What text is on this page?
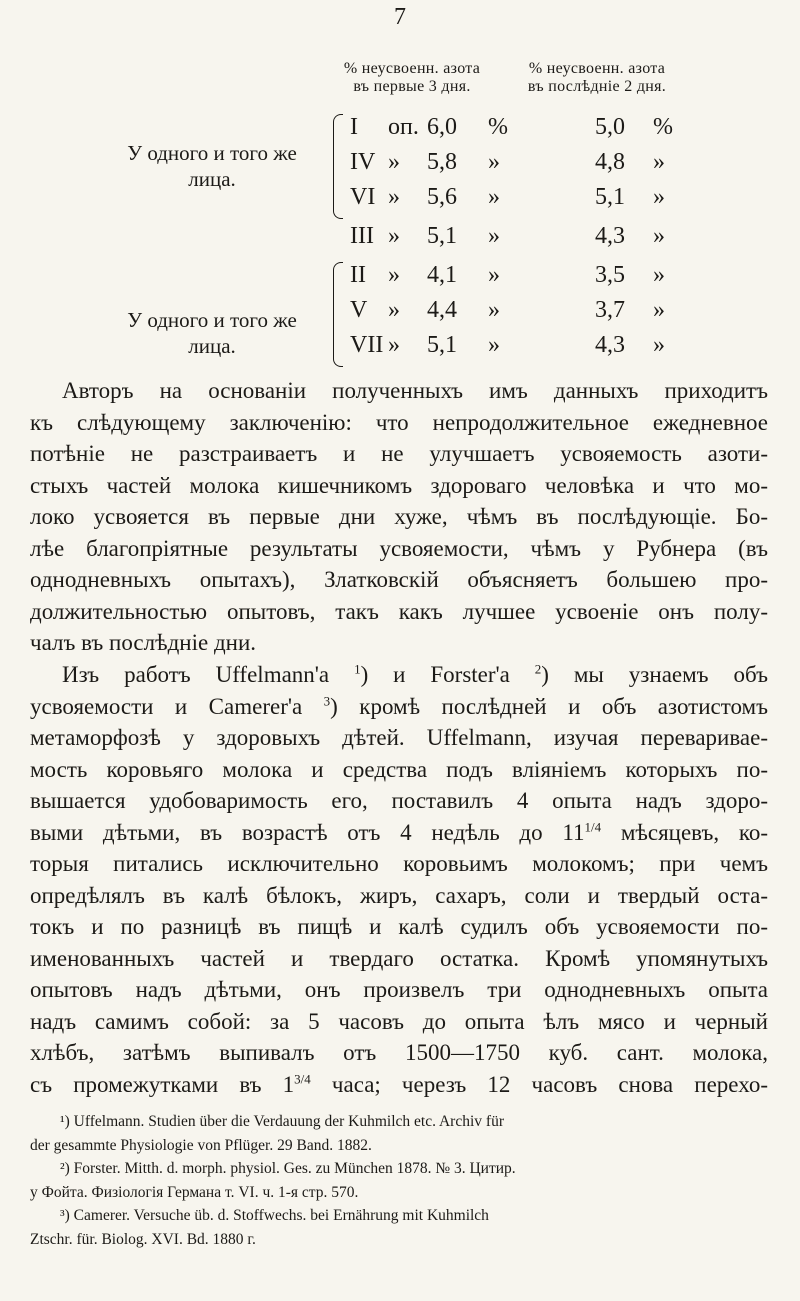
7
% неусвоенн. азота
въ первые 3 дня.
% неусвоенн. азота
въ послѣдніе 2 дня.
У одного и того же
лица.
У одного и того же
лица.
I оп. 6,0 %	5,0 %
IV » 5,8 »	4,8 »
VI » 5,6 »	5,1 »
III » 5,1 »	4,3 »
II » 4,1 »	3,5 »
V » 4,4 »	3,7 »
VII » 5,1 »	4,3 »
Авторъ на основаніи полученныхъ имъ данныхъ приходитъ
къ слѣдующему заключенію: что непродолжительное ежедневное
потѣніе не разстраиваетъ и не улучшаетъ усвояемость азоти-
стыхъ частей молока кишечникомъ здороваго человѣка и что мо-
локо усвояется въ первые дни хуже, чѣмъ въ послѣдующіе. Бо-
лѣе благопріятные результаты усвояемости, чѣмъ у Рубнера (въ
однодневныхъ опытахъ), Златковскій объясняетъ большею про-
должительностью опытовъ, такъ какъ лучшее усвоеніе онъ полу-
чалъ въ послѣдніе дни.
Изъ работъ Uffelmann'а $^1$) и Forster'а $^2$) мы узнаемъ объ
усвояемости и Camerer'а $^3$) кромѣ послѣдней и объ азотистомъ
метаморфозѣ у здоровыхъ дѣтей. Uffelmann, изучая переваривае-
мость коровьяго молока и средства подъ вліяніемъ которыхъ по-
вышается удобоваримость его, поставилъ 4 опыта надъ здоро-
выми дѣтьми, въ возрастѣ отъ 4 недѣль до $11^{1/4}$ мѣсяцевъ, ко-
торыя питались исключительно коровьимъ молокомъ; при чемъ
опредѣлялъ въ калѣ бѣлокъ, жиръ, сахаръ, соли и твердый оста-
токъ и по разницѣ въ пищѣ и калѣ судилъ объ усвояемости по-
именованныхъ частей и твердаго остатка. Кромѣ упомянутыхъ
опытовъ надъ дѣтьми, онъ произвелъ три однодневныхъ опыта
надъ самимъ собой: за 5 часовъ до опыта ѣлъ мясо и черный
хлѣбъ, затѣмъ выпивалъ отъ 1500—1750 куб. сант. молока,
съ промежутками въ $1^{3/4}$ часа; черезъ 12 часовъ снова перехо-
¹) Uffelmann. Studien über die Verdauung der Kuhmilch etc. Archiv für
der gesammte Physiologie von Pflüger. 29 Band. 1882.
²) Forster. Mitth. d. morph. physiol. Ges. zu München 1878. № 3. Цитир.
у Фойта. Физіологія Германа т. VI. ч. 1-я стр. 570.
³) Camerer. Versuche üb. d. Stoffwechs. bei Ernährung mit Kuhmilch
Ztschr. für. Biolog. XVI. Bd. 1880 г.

○ ○ ○

Write out the listing word for word, omitting the pictures it holds.

• **Exercise response**
What text is on this page?
7
% неусвоенн. азота
въ первые 3 дня.
% неусвоенн. азота
въ послѣдніе 2 дня.
У одного и того же
лица.
У одного и того же
лица.
I оп. 6,0 %	5,0 %
IV » 5,8 »	4,8 »
VI » 5,6 »	5,1 »
III » 5,1 »	4,3 »
II » 4,1 »	3,5 »
V » 4,4 »	3,7 »
VII » 5,1 »	4,3 »
Авторъ на основаніи полученныхъ имъ данныхъ приходитъ
къ слѣдующему заключенію: что непродолжительное ежедневное
потѣніе не разстраиваетъ и не улучшаетъ усвояемость азоти-
стыхъ частей молока кишечникомъ здороваго человѣка и что мо-
локо усвояется въ первые дни хуже, чѣмъ въ послѣдующіе. Бо-
лѣе благопріятные результаты усвояемости, чѣмъ у Рубнера (въ
однодневныхъ опытахъ), Златковскій объясняетъ большею про-
должительностью опытовъ, такъ какъ лучшее усвоеніе онъ полу-
чалъ въ послѣдніе дни.
Изъ работъ Uffelmann'а $^1$) и Forster'а $^2$) мы узнаемъ объ
усвояемости и Camerer'а $^3$) кромѣ послѣдней и объ азотистомъ
метаморфозѣ у здоровыхъ дѣтей. Uffelmann, изучая переваривае-
мость коровьяго молока и средства подъ вліяніемъ которыхъ по-
вышается удобоваримость его, поставилъ 4 опыта надъ здоро-
выми дѣтьми, въ возрастѣ отъ 4 недѣль до $11^{1/4}$ мѣсяцевъ, ко-
торыя питались исключительно коровьимъ молокомъ; при чемъ
опредѣлялъ въ калѣ бѣлокъ, жиръ, сахаръ, соли и твердый оста-
токъ и по разницѣ въ пищѣ и калѣ судилъ объ усвояемости по-
именованныхъ частей и твердаго остатка. Кромѣ упомянутыхъ
опытовъ надъ дѣтьми, онъ произвелъ три однодневныхъ опыта
надъ самимъ собой: за 5 часовъ до опыта ѣлъ мясо и черный
хлѣбъ, затѣмъ выпивалъ отъ 1500—1750 куб. сант. молока,
съ промежутками въ $1^{3/4}$ часа; черезъ 12 часовъ снова перехо-
¹) Uffelmann. Studien über die Verdauung der Kuhmilch etc. Archiv für
der gesammte Physiologie von Pflüger. 29 Band. 1882.
²) Forster. Mitth. d. morph. physiol. Ges. zu München 1878. № 3. Цитир.
у Фойта. Физіологія Германа т. VI. ч. 1-я стр. 570.
³) Camerer. Versuche üb. d. Stoffwechs. bei Ernährung mit Kuhmilch
Ztschr. für. Biolog. XVI. Bd. 1880 г.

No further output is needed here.